Input material:
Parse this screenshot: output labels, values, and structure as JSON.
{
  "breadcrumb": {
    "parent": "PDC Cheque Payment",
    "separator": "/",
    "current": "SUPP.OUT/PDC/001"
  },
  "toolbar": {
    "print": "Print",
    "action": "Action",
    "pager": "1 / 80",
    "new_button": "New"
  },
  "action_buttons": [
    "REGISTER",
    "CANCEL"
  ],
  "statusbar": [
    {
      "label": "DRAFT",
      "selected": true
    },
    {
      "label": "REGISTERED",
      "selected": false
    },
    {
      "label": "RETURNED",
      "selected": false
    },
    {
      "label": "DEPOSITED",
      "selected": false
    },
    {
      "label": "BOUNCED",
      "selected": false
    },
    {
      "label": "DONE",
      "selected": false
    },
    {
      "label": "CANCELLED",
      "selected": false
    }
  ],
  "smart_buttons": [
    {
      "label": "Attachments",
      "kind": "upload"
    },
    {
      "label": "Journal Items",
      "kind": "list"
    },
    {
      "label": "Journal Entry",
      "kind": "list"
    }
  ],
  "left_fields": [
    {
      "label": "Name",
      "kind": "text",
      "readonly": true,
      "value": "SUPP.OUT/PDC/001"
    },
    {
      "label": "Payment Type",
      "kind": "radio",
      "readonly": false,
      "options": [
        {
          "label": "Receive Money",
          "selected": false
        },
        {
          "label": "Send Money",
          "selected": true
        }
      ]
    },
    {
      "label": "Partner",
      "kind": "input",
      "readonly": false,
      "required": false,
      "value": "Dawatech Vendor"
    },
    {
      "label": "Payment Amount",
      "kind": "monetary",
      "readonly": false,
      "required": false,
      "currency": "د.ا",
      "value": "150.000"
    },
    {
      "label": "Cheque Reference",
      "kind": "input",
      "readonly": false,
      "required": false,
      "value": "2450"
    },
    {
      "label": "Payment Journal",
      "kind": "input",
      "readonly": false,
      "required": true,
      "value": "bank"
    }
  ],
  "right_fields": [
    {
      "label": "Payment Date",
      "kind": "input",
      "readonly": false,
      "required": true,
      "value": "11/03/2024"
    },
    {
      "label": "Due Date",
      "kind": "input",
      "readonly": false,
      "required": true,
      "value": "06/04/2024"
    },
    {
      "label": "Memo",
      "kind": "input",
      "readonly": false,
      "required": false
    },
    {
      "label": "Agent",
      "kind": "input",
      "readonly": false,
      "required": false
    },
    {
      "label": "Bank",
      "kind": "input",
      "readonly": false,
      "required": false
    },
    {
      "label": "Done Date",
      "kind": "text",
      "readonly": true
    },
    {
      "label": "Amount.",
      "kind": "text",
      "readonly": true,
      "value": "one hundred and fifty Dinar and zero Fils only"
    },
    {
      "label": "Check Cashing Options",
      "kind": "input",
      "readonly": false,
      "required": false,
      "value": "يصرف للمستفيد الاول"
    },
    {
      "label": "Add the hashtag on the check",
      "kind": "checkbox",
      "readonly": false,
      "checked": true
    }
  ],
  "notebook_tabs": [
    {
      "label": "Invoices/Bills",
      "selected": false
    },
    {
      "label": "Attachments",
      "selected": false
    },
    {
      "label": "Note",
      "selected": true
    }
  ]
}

Challenge: Write out the whole listing exactly.

Exercise answer:
Parse this screenshot: output labels, values, and structure as JSON.
{
  "breadcrumb": {
    "parent": "PDC Cheque Payment",
    "separator": "/",
    "current": "SUPP.OUT/PDC/001"
  },
  "toolbar": {
    "print": "Print",
    "action": "Action",
    "pager": "1 / 80",
    "new_button": "New"
  },
  "action_buttons": [
    "REGISTER",
    "CANCEL"
  ],
  "statusbar": [
    {
      "label": "DRAFT",
      "selected": true
    },
    {
      "label": "REGISTERED",
      "selected": false
    },
    {
      "label": "RETURNED",
      "selected": false
    },
    {
      "label": "DEPOSITED",
      "selected": false
    },
    {
      "label": "BOUNCED",
      "selected": false
    },
    {
      "label": "DONE",
      "selected": false
    },
    {
      "label": "CANCELLED",
      "selected": false
    }
  ],
  "smart_buttons": [
    {
      "label": "Attachments",
      "kind": "upload"
    },
    {
      "label": "Journal Items",
      "kind": "list"
    },
    {
      "label": "Journal Entry",
      "kind": "list"
    }
  ],
  "left_fields": [
    {
      "label": "Name",
      "kind": "text",
      "readonly": true,
      "value": "SUPP.OUT/PDC/001"
    },
    {
      "label": "Payment Type",
      "kind": "radio",
      "readonly": false,
      "options": [
        {
          "label": "Receive Money",
          "selected": false
        },
        {
          "label": "Send Money",
          "selected": true
        }
      ]
    },
    {
      "label": "Partner",
      "kind": "input",
      "readonly": false,
      "required": false,
      "value": "Dawatech Vendor"
    },
    {
      "label": "Payment Amount",
      "kind": "monetary",
      "readonly": false,
      "required": false,
      "currency": "د.ا",
      "value": "150.000"
    },
    {
      "label": "Cheque Reference",
      "kind": "input",
      "readonly": false,
      "required": false,
      "value": "2450"
    },
    {
      "label": "Payment Journal",
      "kind": "input",
      "readonly": false,
      "required": true,
      "value": "bank"
    }
  ],
  "right_fields": [
    {
      "label": "Payment Date",
      "kind": "input",
      "readonly": false,
      "required": true,
      "value": "11/03/2024"
    },
    {
      "label": "Due Date",
      "kind": "input",
      "readonly": false,
      "required": true,
      "value": "06/04/2024"
    },
    {
      "label": "Memo",
      "kind": "input",
      "readonly": false,
      "required": false
    },
    {
      "label": "Agent",
      "kind": "input",
      "readonly": false,
      "required": false
    },
    {
      "label": "Bank",
      "kind": "input",
      "readonly": false,
      "required": false
    },
    {
      "label": "Done Date",
      "kind": "text",
      "readonly": true
    },
    {
      "label": "Amount.",
      "kind": "text",
      "readonly": true,
      "value": "one hundred and fifty Dinar and zero Fils only"
    },
    {
      "label": "Check Cashing Options",
      "kind": "input",
      "readonly": false,
      "required": false,
      "value": "يصرف للمستفيد الاول"
    },
    {
      "label": "Add the hashtag on the check",
      "kind": "checkbox",
      "readonly": false,
      "checked": true
    }
  ],
  "notebook_tabs": [
    {
      "label": "Invoices/Bills",
      "selected": false
    },
    {
      "label": "Attachments",
      "selected": false
    },
    {
      "label": "Note",
      "selected": true
    }
  ]
}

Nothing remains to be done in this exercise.